[Entries from a visual dataset]
.....
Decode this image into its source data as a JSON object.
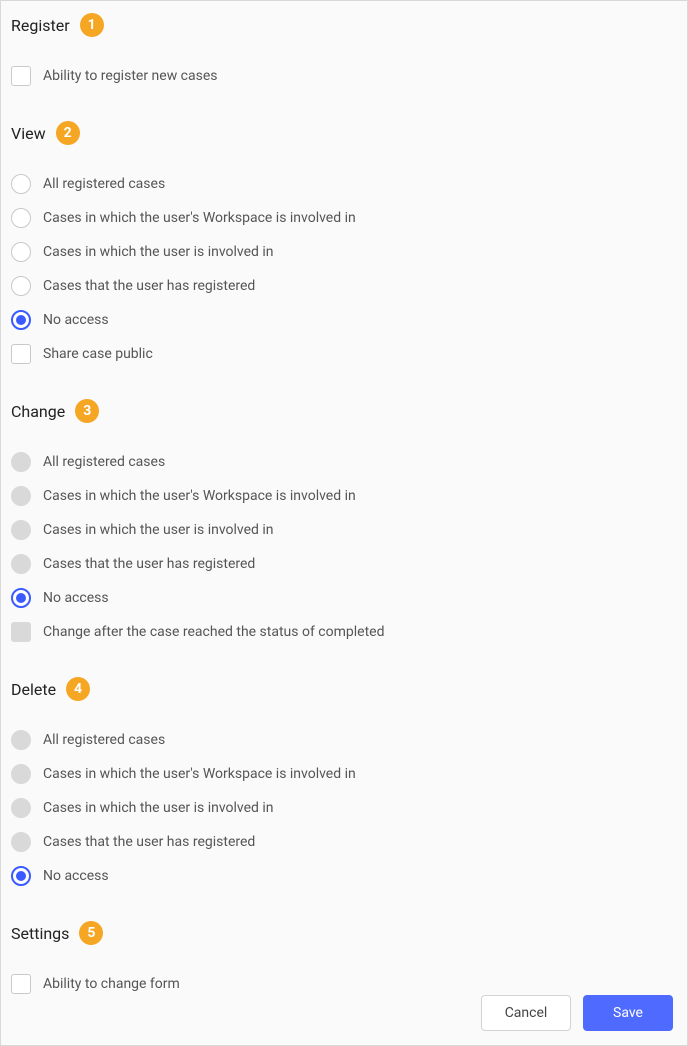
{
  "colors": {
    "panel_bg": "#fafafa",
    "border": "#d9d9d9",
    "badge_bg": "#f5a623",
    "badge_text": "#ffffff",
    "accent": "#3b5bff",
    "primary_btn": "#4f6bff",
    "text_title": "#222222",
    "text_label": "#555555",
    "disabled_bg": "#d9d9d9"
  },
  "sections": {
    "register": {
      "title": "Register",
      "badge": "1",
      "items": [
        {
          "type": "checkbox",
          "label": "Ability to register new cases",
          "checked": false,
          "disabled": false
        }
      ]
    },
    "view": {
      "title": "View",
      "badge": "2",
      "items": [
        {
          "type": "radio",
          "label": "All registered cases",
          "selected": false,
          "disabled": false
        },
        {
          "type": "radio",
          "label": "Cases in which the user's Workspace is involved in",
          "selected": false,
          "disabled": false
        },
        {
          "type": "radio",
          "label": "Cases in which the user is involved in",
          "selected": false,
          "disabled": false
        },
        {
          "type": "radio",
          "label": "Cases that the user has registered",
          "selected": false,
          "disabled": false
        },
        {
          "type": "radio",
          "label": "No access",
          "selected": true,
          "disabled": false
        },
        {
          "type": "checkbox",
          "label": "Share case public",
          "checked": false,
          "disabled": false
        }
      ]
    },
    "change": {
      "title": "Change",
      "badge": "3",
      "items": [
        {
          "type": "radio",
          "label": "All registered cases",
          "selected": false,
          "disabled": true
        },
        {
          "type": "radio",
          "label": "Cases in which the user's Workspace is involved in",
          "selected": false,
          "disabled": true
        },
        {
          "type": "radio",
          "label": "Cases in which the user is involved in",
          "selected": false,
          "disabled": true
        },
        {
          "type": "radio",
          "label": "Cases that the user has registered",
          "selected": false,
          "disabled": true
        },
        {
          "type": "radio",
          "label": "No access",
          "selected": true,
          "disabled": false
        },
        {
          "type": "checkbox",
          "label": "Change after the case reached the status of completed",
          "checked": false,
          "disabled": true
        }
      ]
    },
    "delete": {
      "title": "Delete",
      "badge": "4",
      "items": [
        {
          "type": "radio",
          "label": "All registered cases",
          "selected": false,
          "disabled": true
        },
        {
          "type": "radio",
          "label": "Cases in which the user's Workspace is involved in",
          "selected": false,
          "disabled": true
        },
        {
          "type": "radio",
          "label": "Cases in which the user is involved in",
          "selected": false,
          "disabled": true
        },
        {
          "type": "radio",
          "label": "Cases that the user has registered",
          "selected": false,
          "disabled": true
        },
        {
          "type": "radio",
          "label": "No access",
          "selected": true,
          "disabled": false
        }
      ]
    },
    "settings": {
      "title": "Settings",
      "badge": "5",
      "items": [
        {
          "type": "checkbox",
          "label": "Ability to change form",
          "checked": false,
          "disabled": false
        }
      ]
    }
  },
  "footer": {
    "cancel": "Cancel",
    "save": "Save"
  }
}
.....
## DIRECTIONS FOR THIS TASK
Output the material word for word, omitting its pictures.

## RESPONSE FOR THIS EXERCISE
Decode this image into its source data as a JSON object.
{
  "colors": {
    "panel_bg": "#fafafa",
    "border": "#d9d9d9",
    "badge_bg": "#f5a623",
    "badge_text": "#ffffff",
    "accent": "#3b5bff",
    "primary_btn": "#4f6bff",
    "text_title": "#222222",
    "text_label": "#555555",
    "disabled_bg": "#d9d9d9"
  },
  "sections": {
    "register": {
      "title": "Register",
      "badge": "1",
      "items": [
        {
          "type": "checkbox",
          "label": "Ability to register new cases",
          "checked": false,
          "disabled": false
        }
      ]
    },
    "view": {
      "title": "View",
      "badge": "2",
      "items": [
        {
          "type": "radio",
          "label": "All registered cases",
          "selected": false,
          "disabled": false
        },
        {
          "type": "radio",
          "label": "Cases in which the user's Workspace is involved in",
          "selected": false,
          "disabled": false
        },
        {
          "type": "radio",
          "label": "Cases in which the user is involved in",
          "selected": false,
          "disabled": false
        },
        {
          "type": "radio",
          "label": "Cases that the user has registered",
          "selected": false,
          "disabled": false
        },
        {
          "type": "radio",
          "label": "No access",
          "selected": true,
          "disabled": false
        },
        {
          "type": "checkbox",
          "label": "Share case public",
          "checked": false,
          "disabled": false
        }
      ]
    },
    "change": {
      "title": "Change",
      "badge": "3",
      "items": [
        {
          "type": "radio",
          "label": "All registered cases",
          "selected": false,
          "disabled": true
        },
        {
          "type": "radio",
          "label": "Cases in which the user's Workspace is involved in",
          "selected": false,
          "disabled": true
        },
        {
          "type": "radio",
          "label": "Cases in which the user is involved in",
          "selected": false,
          "disabled": true
        },
        {
          "type": "radio",
          "label": "Cases that the user has registered",
          "selected": false,
          "disabled": true
        },
        {
          "type": "radio",
          "label": "No access",
          "selected": true,
          "disabled": false
        },
        {
          "type": "checkbox",
          "label": "Change after the case reached the status of completed",
          "checked": false,
          "disabled": true
        }
      ]
    },
    "delete": {
      "title": "Delete",
      "badge": "4",
      "items": [
        {
          "type": "radio",
          "label": "All registered cases",
          "selected": false,
          "disabled": true
        },
        {
          "type": "radio",
          "label": "Cases in which the user's Workspace is involved in",
          "selected": false,
          "disabled": true
        },
        {
          "type": "radio",
          "label": "Cases in which the user is involved in",
          "selected": false,
          "disabled": true
        },
        {
          "type": "radio",
          "label": "Cases that the user has registered",
          "selected": false,
          "disabled": true
        },
        {
          "type": "radio",
          "label": "No access",
          "selected": true,
          "disabled": false
        }
      ]
    },
    "settings": {
      "title": "Settings",
      "badge": "5",
      "items": [
        {
          "type": "checkbox",
          "label": "Ability to change form",
          "checked": false,
          "disabled": false
        }
      ]
    }
  },
  "footer": {
    "cancel": "Cancel",
    "save": "Save"
  }
}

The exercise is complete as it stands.